Goal of the exercise>
What follows is a set of records; restate each one word for word and drop the pictures.

Supplied records>
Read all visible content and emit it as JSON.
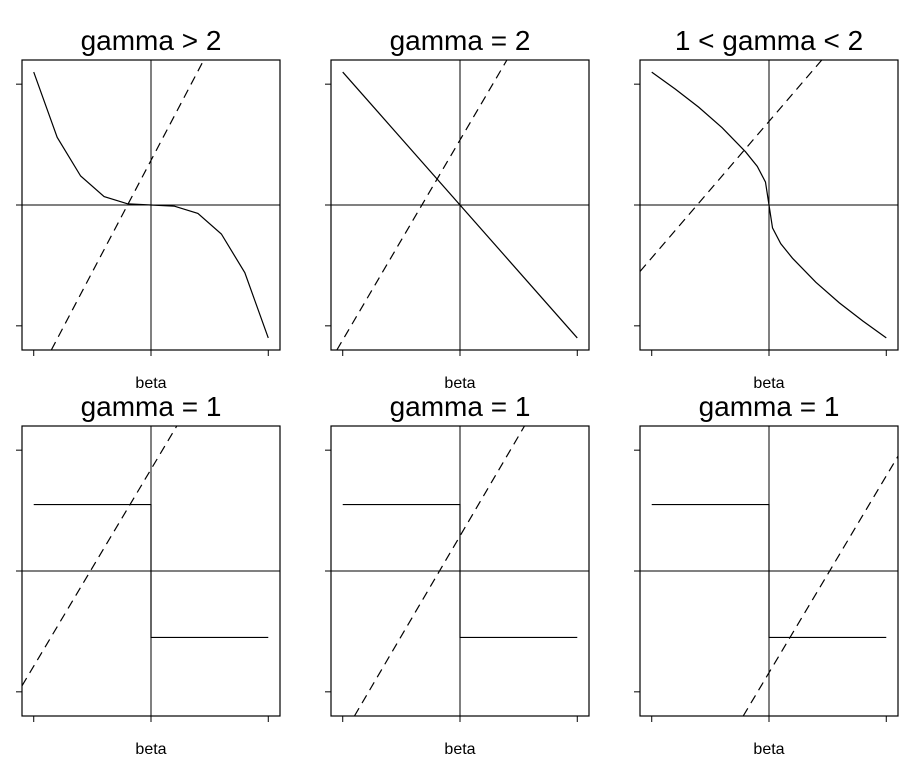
{
  "chart_data": [
    {
      "type": "line",
      "title": "gamma > 2",
      "xlabel": "beta",
      "ylabel": "",
      "xlim": [
        -1.1,
        1.1
      ],
      "ylim": [
        -1.2,
        1.2
      ],
      "series": [
        {
          "style": "solid",
          "x": [
            -1.0,
            -0.8,
            -0.6,
            -0.4,
            -0.2,
            0.0,
            0.2,
            0.4,
            0.6,
            0.8,
            1.0
          ],
          "y": [
            1.1,
            0.56,
            0.24,
            0.07,
            0.01,
            0.0,
            -0.01,
            -0.07,
            -0.24,
            -0.56,
            -1.1
          ]
        },
        {
          "style": "dashed",
          "x": [
            -0.85,
            0.45
          ],
          "y": [
            -1.2,
            1.2
          ]
        }
      ]
    },
    {
      "type": "line",
      "title": "gamma = 2",
      "xlabel": "beta",
      "ylabel": "",
      "xlim": [
        -1.1,
        1.1
      ],
      "ylim": [
        -1.2,
        1.2
      ],
      "series": [
        {
          "style": "solid",
          "x": [
            -1.0,
            1.0
          ],
          "y": [
            1.1,
            -1.1
          ]
        },
        {
          "style": "dashed",
          "x": [
            -1.05,
            0.4
          ],
          "y": [
            -1.2,
            1.2
          ]
        }
      ]
    },
    {
      "type": "line",
      "title": "1 < gamma < 2",
      "xlabel": "beta",
      "ylabel": "",
      "xlim": [
        -1.1,
        1.1
      ],
      "ylim": [
        -1.2,
        1.2
      ],
      "series": [
        {
          "style": "solid",
          "x": [
            -1.0,
            -0.8,
            -0.6,
            -0.4,
            -0.2,
            -0.1,
            -0.03,
            0.0,
            0.03,
            0.1,
            0.2,
            0.4,
            0.6,
            0.8,
            1.0
          ],
          "y": [
            1.1,
            0.96,
            0.81,
            0.64,
            0.44,
            0.32,
            0.19,
            0.0,
            -0.19,
            -0.32,
            -0.44,
            -0.64,
            -0.81,
            -0.96,
            -1.1
          ]
        },
        {
          "style": "dashed",
          "x": [
            -1.1,
            0.45
          ],
          "y": [
            -0.55,
            1.2
          ]
        }
      ]
    },
    {
      "type": "line",
      "title": "gamma = 1",
      "xlabel": "beta",
      "ylabel": "",
      "xlim": [
        -1.1,
        1.1
      ],
      "ylim": [
        -1.2,
        1.2
      ],
      "series": [
        {
          "style": "solid",
          "x": [
            -1.0,
            0.0,
            0.0,
            1.0
          ],
          "y": [
            0.55,
            0.55,
            -0.55,
            -0.55
          ]
        },
        {
          "style": "dashed",
          "x": [
            -1.1,
            0.22
          ],
          "y": [
            -0.95,
            1.2
          ]
        }
      ]
    },
    {
      "type": "line",
      "title": "gamma = 1",
      "xlabel": "beta",
      "ylabel": "",
      "xlim": [
        -1.1,
        1.1
      ],
      "ylim": [
        -1.2,
        1.2
      ],
      "series": [
        {
          "style": "solid",
          "x": [
            -1.0,
            0.0,
            0.0,
            1.0
          ],
          "y": [
            0.55,
            0.55,
            -0.55,
            -0.55
          ]
        },
        {
          "style": "dashed",
          "x": [
            -0.9,
            0.55
          ],
          "y": [
            -1.2,
            1.2
          ]
        }
      ]
    },
    {
      "type": "line",
      "title": "gamma = 1",
      "xlabel": "beta",
      "ylabel": "",
      "xlim": [
        -1.1,
        1.1
      ],
      "ylim": [
        -1.2,
        1.2
      ],
      "series": [
        {
          "style": "solid",
          "x": [
            -1.0,
            0.0,
            0.0,
            1.0
          ],
          "y": [
            0.55,
            0.55,
            -0.55,
            -0.55
          ]
        },
        {
          "style": "dashed",
          "x": [
            -0.22,
            1.1
          ],
          "y": [
            -1.2,
            0.95
          ]
        }
      ]
    }
  ]
}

Problem solution>
Read all visible content and emit it as JSON.
{
  "chart_data": [
    {
      "type": "line",
      "title": "gamma > 2",
      "xlabel": "beta",
      "ylabel": "",
      "xlim": [
        -1.1,
        1.1
      ],
      "ylim": [
        -1.2,
        1.2
      ],
      "series": [
        {
          "style": "solid",
          "x": [
            -1.0,
            -0.8,
            -0.6,
            -0.4,
            -0.2,
            0.0,
            0.2,
            0.4,
            0.6,
            0.8,
            1.0
          ],
          "y": [
            1.1,
            0.56,
            0.24,
            0.07,
            0.01,
            0.0,
            -0.01,
            -0.07,
            -0.24,
            -0.56,
            -1.1
          ]
        },
        {
          "style": "dashed",
          "x": [
            -0.85,
            0.45
          ],
          "y": [
            -1.2,
            1.2
          ]
        }
      ]
    },
    {
      "type": "line",
      "title": "gamma = 2",
      "xlabel": "beta",
      "ylabel": "",
      "xlim": [
        -1.1,
        1.1
      ],
      "ylim": [
        -1.2,
        1.2
      ],
      "series": [
        {
          "style": "solid",
          "x": [
            -1.0,
            1.0
          ],
          "y": [
            1.1,
            -1.1
          ]
        },
        {
          "style": "dashed",
          "x": [
            -1.05,
            0.4
          ],
          "y": [
            -1.2,
            1.2
          ]
        }
      ]
    },
    {
      "type": "line",
      "title": "1 < gamma < 2",
      "xlabel": "beta",
      "ylabel": "",
      "xlim": [
        -1.1,
        1.1
      ],
      "ylim": [
        -1.2,
        1.2
      ],
      "series": [
        {
          "style": "solid",
          "x": [
            -1.0,
            -0.8,
            -0.6,
            -0.4,
            -0.2,
            -0.1,
            -0.03,
            0.0,
            0.03,
            0.1,
            0.2,
            0.4,
            0.6,
            0.8,
            1.0
          ],
          "y": [
            1.1,
            0.96,
            0.81,
            0.64,
            0.44,
            0.32,
            0.19,
            0.0,
            -0.19,
            -0.32,
            -0.44,
            -0.64,
            -0.81,
            -0.96,
            -1.1
          ]
        },
        {
          "style": "dashed",
          "x": [
            -1.1,
            0.45
          ],
          "y": [
            -0.55,
            1.2
          ]
        }
      ]
    },
    {
      "type": "line",
      "title": "gamma = 1",
      "xlabel": "beta",
      "ylabel": "",
      "xlim": [
        -1.1,
        1.1
      ],
      "ylim": [
        -1.2,
        1.2
      ],
      "series": [
        {
          "style": "solid",
          "x": [
            -1.0,
            0.0,
            0.0,
            1.0
          ],
          "y": [
            0.55,
            0.55,
            -0.55,
            -0.55
          ]
        },
        {
          "style": "dashed",
          "x": [
            -1.1,
            0.22
          ],
          "y": [
            -0.95,
            1.2
          ]
        }
      ]
    },
    {
      "type": "line",
      "title": "gamma = 1",
      "xlabel": "beta",
      "ylabel": "",
      "xlim": [
        -1.1,
        1.1
      ],
      "ylim": [
        -1.2,
        1.2
      ],
      "series": [
        {
          "style": "solid",
          "x": [
            -1.0,
            0.0,
            0.0,
            1.0
          ],
          "y": [
            0.55,
            0.55,
            -0.55,
            -0.55
          ]
        },
        {
          "style": "dashed",
          "x": [
            -0.9,
            0.55
          ],
          "y": [
            -1.2,
            1.2
          ]
        }
      ]
    },
    {
      "type": "line",
      "title": "gamma = 1",
      "xlabel": "beta",
      "ylabel": "",
      "xlim": [
        -1.1,
        1.1
      ],
      "ylim": [
        -1.2,
        1.2
      ],
      "series": [
        {
          "style": "solid",
          "x": [
            -1.0,
            0.0,
            0.0,
            1.0
          ],
          "y": [
            0.55,
            0.55,
            -0.55,
            -0.55
          ]
        },
        {
          "style": "dashed",
          "x": [
            -0.22,
            1.1
          ],
          "y": [
            -1.2,
            0.95
          ]
        }
      ]
    }
  ]
}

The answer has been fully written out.